Page text.
::::::::

Hello everyone,
I'm working on a Cortex-A9 SoC equipped with 2 GB of RAM.
However, Linux is only given a fraction (typically 256 MB) of the RAM
to manage (via the mem= bootparam) while the rest is managed using
"OS-agnostic software". This "other memory" is meant to be shared
between different hardware blocks of the SoC.
We have a custom "memory_copy" kernel module, to copy between
"Linux-managed RAM" and "SoC-wide RAM". However, the performance
of this routine is... disappointingly underwhelming (8.5 MB/s).
Taking a closer look at the implementation, I spotted some
inefficiencies.
1) data is first copied (in chunks) to a temporary kernel buffer
2) for each word, a hardware remap is setup, then the word
is copied, then the hardware remap is reset. (This hardware
remap technique dates back to when we used MIPS.)
I thought I could both make the implementation simpler, and boost
the performance.
A) I used ioremap to have Linux map the "SoC-wide RAM" physical
addresses to virtual addresses that can be used in the module.
B) I then use copy_{to,from}_user directly between the user-space
buffer and the "SoC-wide RAM".

::::::::

Entries provided.
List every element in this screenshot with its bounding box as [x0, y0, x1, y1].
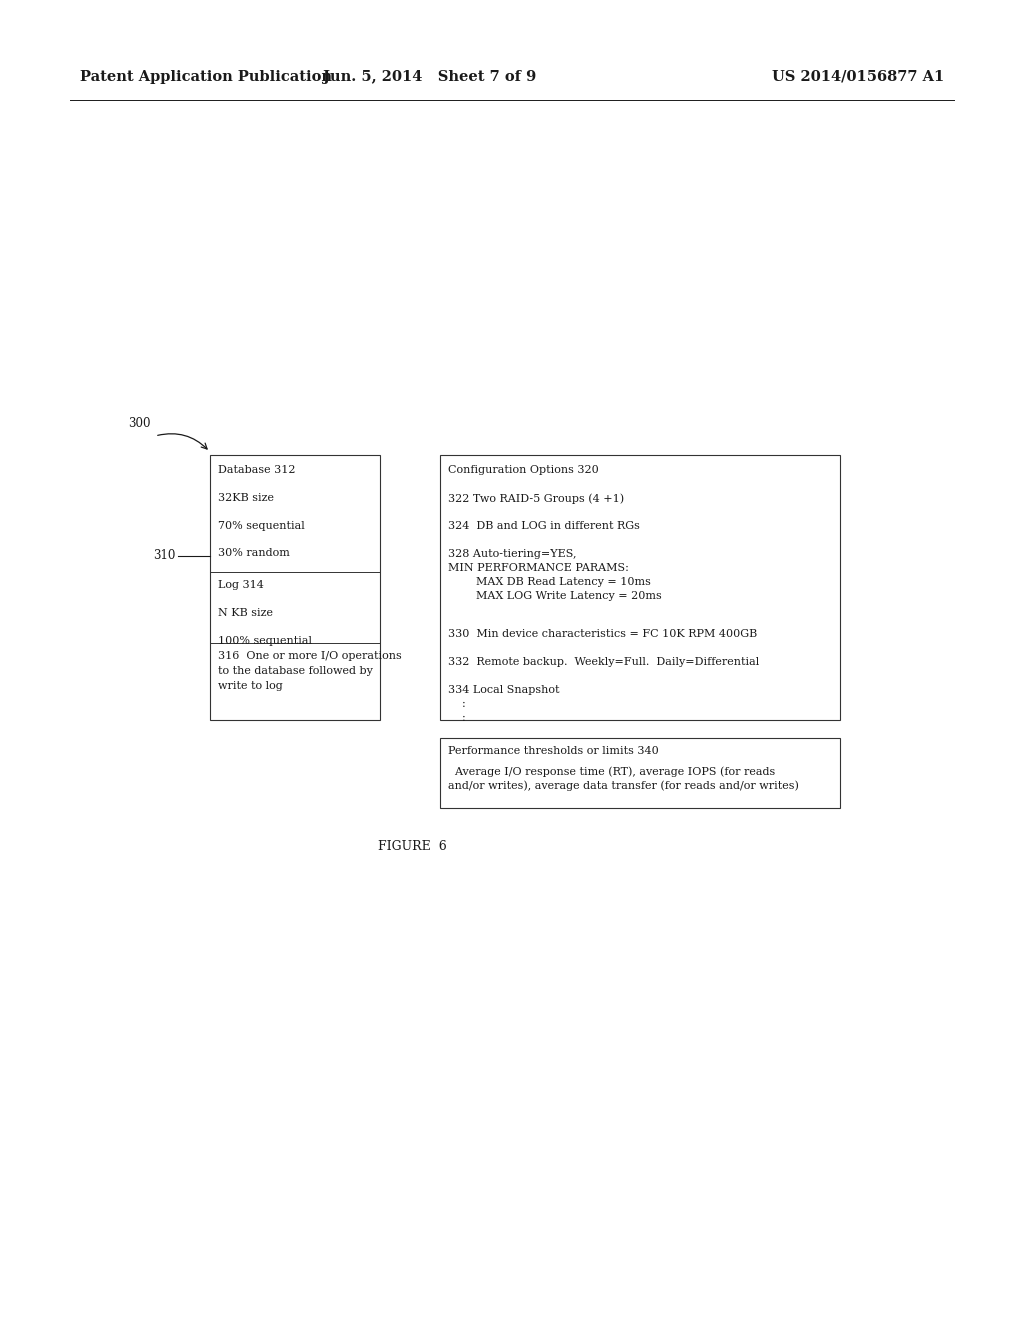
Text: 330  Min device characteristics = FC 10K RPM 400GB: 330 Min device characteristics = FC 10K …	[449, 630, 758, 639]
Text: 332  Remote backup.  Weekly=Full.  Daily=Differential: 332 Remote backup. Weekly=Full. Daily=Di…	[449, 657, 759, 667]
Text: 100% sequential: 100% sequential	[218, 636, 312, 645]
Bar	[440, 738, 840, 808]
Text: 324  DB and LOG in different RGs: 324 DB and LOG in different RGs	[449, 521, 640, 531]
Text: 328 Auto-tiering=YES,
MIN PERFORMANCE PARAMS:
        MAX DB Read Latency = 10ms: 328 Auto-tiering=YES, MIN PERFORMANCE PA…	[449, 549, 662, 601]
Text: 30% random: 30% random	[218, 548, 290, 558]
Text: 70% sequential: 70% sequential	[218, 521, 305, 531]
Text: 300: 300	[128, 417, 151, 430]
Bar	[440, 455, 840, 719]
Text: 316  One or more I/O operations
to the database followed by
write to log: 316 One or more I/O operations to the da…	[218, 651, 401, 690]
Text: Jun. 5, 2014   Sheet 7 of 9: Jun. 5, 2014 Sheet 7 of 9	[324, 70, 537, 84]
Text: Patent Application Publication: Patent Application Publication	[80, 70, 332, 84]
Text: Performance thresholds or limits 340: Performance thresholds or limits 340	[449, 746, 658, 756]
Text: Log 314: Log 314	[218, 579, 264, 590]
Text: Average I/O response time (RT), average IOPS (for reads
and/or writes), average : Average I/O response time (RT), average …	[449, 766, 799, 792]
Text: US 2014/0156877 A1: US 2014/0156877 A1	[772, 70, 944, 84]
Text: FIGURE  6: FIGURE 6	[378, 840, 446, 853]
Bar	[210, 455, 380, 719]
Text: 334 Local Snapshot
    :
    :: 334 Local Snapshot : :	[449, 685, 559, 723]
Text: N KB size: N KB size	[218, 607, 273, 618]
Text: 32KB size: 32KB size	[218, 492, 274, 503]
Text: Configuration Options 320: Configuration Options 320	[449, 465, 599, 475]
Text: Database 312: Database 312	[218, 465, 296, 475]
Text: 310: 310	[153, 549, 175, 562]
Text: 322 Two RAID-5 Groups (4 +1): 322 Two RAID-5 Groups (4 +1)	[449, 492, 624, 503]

::::::::

Task list.
a – Answer these from the forum post:
(i) How much of the RAM is Linux typically given to manage?
(ii) What throughput does the custom memory_copy routine achieve?
(iii) Which function did the poster use so that Linux maps the "SoC-wide RAM" physical addresses to virtual addresses?
b – Retype the part of the forum post that begins with the words containing "Taking a closer" and ends with "in the module.".
c – Write what comes next in the forum post, picking up after its final line.
The entries aren't needed for any of this.

Responses to the exercise.
a –
(i) 256 MB
(ii) 8.5 MB/s
(iii) ioremap

b –
Taking a closer look at the implementation, I spotted some
inefficiencies.
1) data is first copied (in chunks) to a temporary kernel buffer
2) for each word, a hardware remap is setup, then the word
is copied, then the hardware remap is reset. (This hardware
remap technique dates back to when we used MIPS.)
I thought I could both make the implementation simpler, and boost
the performance.
A) I used ioremap to have Linux map the "SoC-wide RAM" physical
addresses to virtual addresses that can be used in the module.

c –
This approach is ~20x faster than the original.
My main question is:
Is this safe/guaranteed to work all the time? (as long as the
"SoC-wide RAM" is indeed RAM, not MM registers)
Secondary thoughts/questions:
We have routines for accesses in units of {8,16,32} bits.
Since we're dealing with memory, I don't think the width
of the accesses is important, right? (for correctness)
AFAIU, ioremap maps as MT_DEVICE, i.e. uncached, no WC,
all memory optimizations disabled, etc. There might be
some performance improvements by using cached accesses,
and manually flushing when the copy is done.
Also, I don't know if copy_{to,from}_user is optimized
using SIMD/NEON? Maybe there is some perf left on the
table there?
Regards.